====== ENTRIES
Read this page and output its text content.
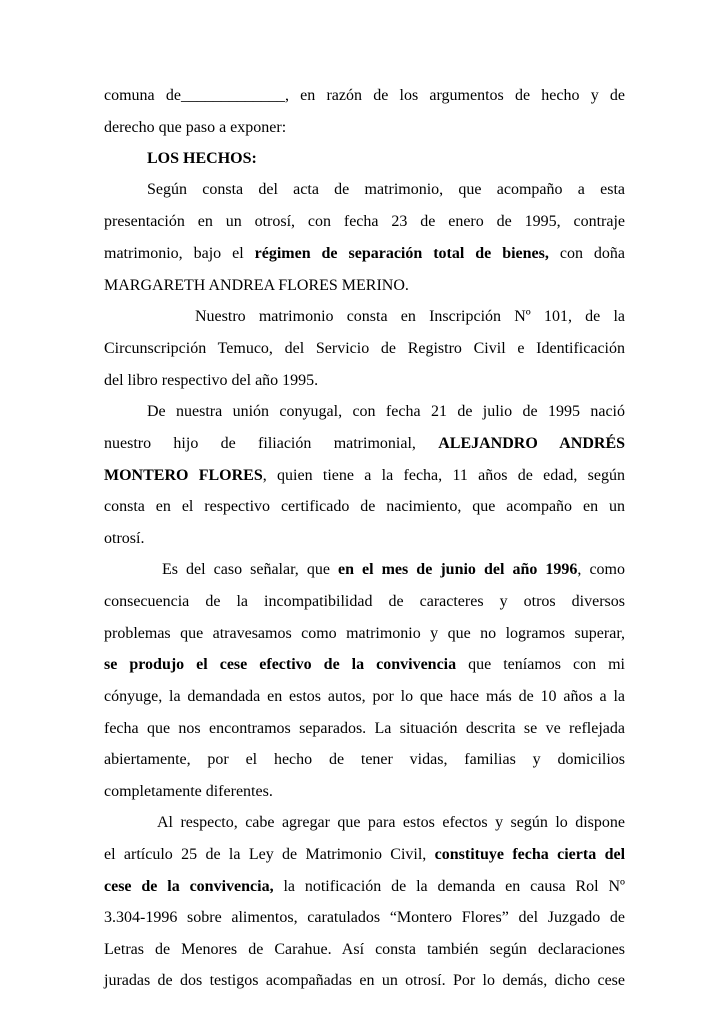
comuna de_____________, en razón de los argumentos de hecho y de
derecho que paso a exponer:
LOS HECHOS:
Según consta del acta de matrimonio, que acompaño a esta
presentación en un otrosí, con fecha 23 de enero de 1995, contraje
matrimonio, bajo el régimen de separación total de bienes, con doña
MARGARETH ANDREA FLORES MERINO.
Nuestro matrimonio consta en Inscripción Nº 101, de la
Circunscripción Temuco, del Servicio de Registro Civil e Identificación
del libro respectivo del año 1995.
De nuestra unión conyugal, con fecha 21 de julio de 1995 nació
nuestro hijo de filiación matrimonial, ALEJANDRO ANDRÉS
MONTERO FLORES, quien tiene a la fecha, 11 años de edad, según
consta en el respectivo certificado de nacimiento, que acompaño en un
otrosí.
Es del caso señalar, que en el mes de junio del año 1996, como
consecuencia de la incompatibilidad de caracteres y otros diversos
problemas que atravesamos como matrimonio y que no logramos superar,
se produjo el cese efectivo de la convivencia que teníamos con mi
cónyuge, la demandada en estos autos, por lo que hace más de 10 años a la
fecha que nos encontramos separados. La situación descrita se ve reflejada
abiertamente, por el hecho de tener vidas, familias y domicilios
completamente diferentes.
Al respecto, cabe agregar que para estos efectos y según lo dispone
el artículo 25 de la Ley de Matrimonio Civil, constituye fecha cierta del
cese de la convivencia, la notificación de la demanda en causa Rol Nº
3.304-1996 sobre alimentos, caratulados “Montero Flores” del Juzgado de
Letras de Menores de Carahue. Así consta también según declaraciones
juradas de dos testigos acompañadas en un otrosí. Por lo demás, dicho cese
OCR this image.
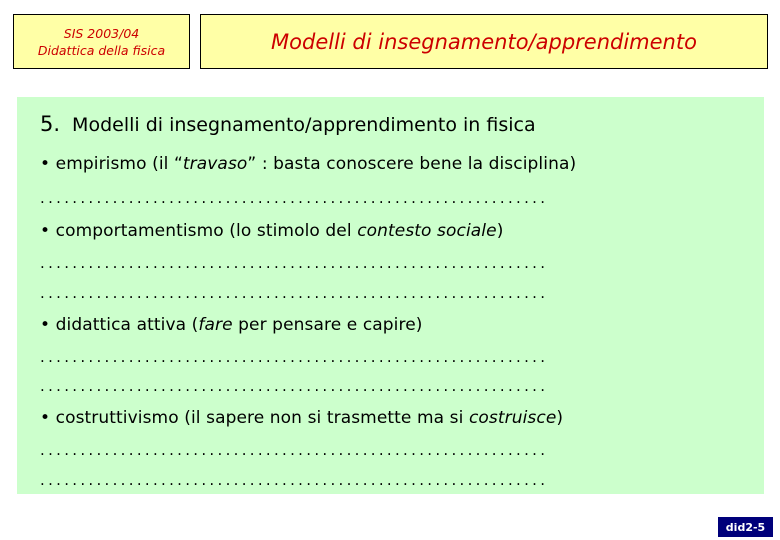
SIS 2003/04
Didattica della fisica	Modelli di insegnamento/apprendimento
5. Modelli di insegnamento/apprendimento in fisica
• empirismo (il “travaso” : basta conoscere bene la disciplina)
...............................................................
• comportamentismo (lo stimolo del contesto sociale)
...............................................................
...............................................................
• didattica attiva (fare per pensare e capire)
...............................................................
...............................................................
• costruttivismo (il sapere non si trasmette ma si costruisce)
...............................................................
...............................................................
did2-5
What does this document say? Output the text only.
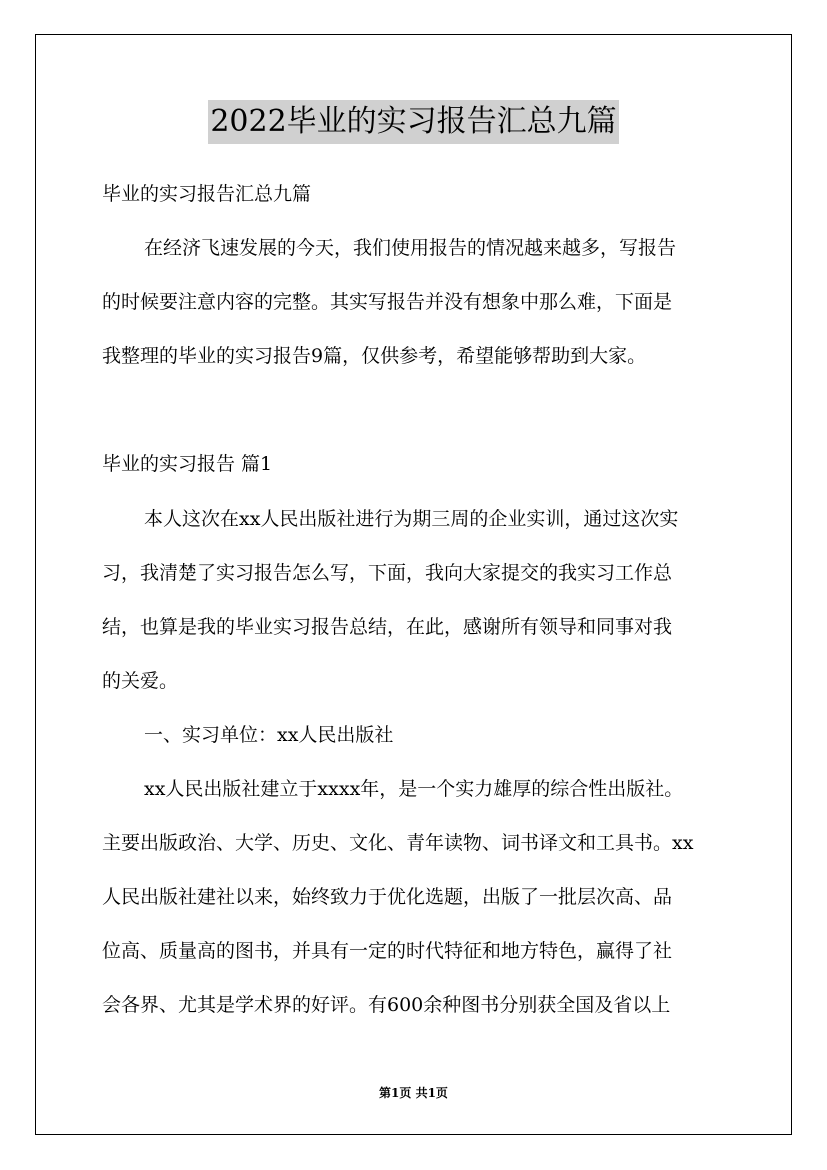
2022毕业的实习报告汇总九篇
毕业的实习报告汇总九篇
在经济飞速发展的今天，我们使用报告的情况越来越多，写报告
的时候要注意内容的完整。其实写报告并没有想象中那么难，下面是
我整理的毕业的实习报告9篇，仅供参考，希望能够帮助到大家。
毕业的实习报告 篇1
本人这次在xx人民出版社进行为期三周的企业实训，通过这次实
习，我清楚了实习报告怎么写，下面，我向大家提交的我实习工作总
结，也算是我的毕业实习报告总结，在此，感谢所有领导和同事对我
的关爱。
一、实习单位：xx人民出版社
xx人民出版社建立于xxxx年，是一个实力雄厚的综合性出版社。
主要出版政治、大学、历史、文化、青年读物、词书译文和工具书。xx
人民出版社建社以来，始终致力于优化选题，出版了一批层次高、品
位高、质量高的图书，并具有一定的时代特征和地方特色，赢得了社
会各界、尤其是学术界的好评。有600余种图书分别获全国及省以上
第1页 共1页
============
### WHAT TO WORK ON:
Copy each line above precisely, dropping the pictures.

### TASK RESPONSE:
Read this page and output its text content.
comuna de_____________, en razón de los argumentos de hecho y de
derecho que paso a exponer:
LOS HECHOS:
Según consta del acta de matrimonio, que acompaño a esta
presentación en un otrosí, con fecha 23 de enero de 1995, contraje
matrimonio, bajo el régimen de separación total de bienes, con doña
MARGARETH ANDREA FLORES MERINO.
Nuestro matrimonio consta en Inscripción Nº 101, de la
Circunscripción Temuco, del Servicio de Registro Civil e Identificación
del libro respectivo del año 1995.
De nuestra unión conyugal, con fecha 21 de julio de 1995 nació
nuestro hijo de filiación matrimonial, ALEJANDRO ANDRÉS
MONTERO FLORES, quien tiene a la fecha, 11 años de edad, según
consta en el respectivo certificado de nacimiento, que acompaño en un
otrosí.
Es del caso señalar, que en el mes de junio del año 1996, como
consecuencia de la incompatibilidad de caracteres y otros diversos
problemas que atravesamos como matrimonio y que no logramos superar,
se produjo el cese efectivo de la convivencia que teníamos con mi
cónyuge, la demandada en estos autos, por lo que hace más de 10 años a la
fecha que nos encontramos separados. La situación descrita se ve reflejada
abiertamente, por el hecho de tener vidas, familias y domicilios
completamente diferentes.
Al respecto, cabe agregar que para estos efectos y según lo dispone
el artículo 25 de la Ley de Matrimonio Civil, constituye fecha cierta del
cese de la convivencia, la notificación de la demanda en causa Rol Nº
3.304-1996 sobre alimentos, caratulados “Montero Flores” del Juzgado de
Letras de Menores de Carahue. Así consta también según declaraciones
juradas de dos testigos acompañadas en un otrosí. Por lo demás, dicho cese
OCR this image.
SIS 2003/04
Didattica della fisica	Modelli di insegnamento/apprendimento
5. Modelli di insegnamento/apprendimento in fisica
• empirismo (il “travaso” : basta conoscere bene la disciplina)
...............................................................
• comportamentismo (lo stimolo del contesto sociale)
...............................................................
...............................................................
• didattica attiva (fare per pensare e capire)
...............................................................
...............................................................
• costruttivismo (il sapere non si trasmette ma si costruisce)
...............................................................
...............................................................
did2-5
What does this document say? Output the text only.
2022毕业的实习报告汇总九篇
毕业的实习报告汇总九篇
在经济飞速发展的今天，我们使用报告的情况越来越多，写报告
的时候要注意内容的完整。其实写报告并没有想象中那么难，下面是
我整理的毕业的实习报告9篇，仅供参考，希望能够帮助到大家。
毕业的实习报告 篇1
本人这次在xx人民出版社进行为期三周的企业实训，通过这次实
习，我清楚了实习报告怎么写，下面，我向大家提交的我实习工作总
结，也算是我的毕业实习报告总结，在此，感谢所有领导和同事对我
的关爱。
一、实习单位：xx人民出版社
xx人民出版社建立于xxxx年，是一个实力雄厚的综合性出版社。
主要出版政治、大学、历史、文化、青年读物、词书译文和工具书。xx
人民出版社建社以来，始终致力于优化选题，出版了一批层次高、品
位高、质量高的图书，并具有一定的时代特征和地方特色，赢得了社
会各界、尤其是学术界的好评。有600余种图书分别获全国及省以上
第1页 共1页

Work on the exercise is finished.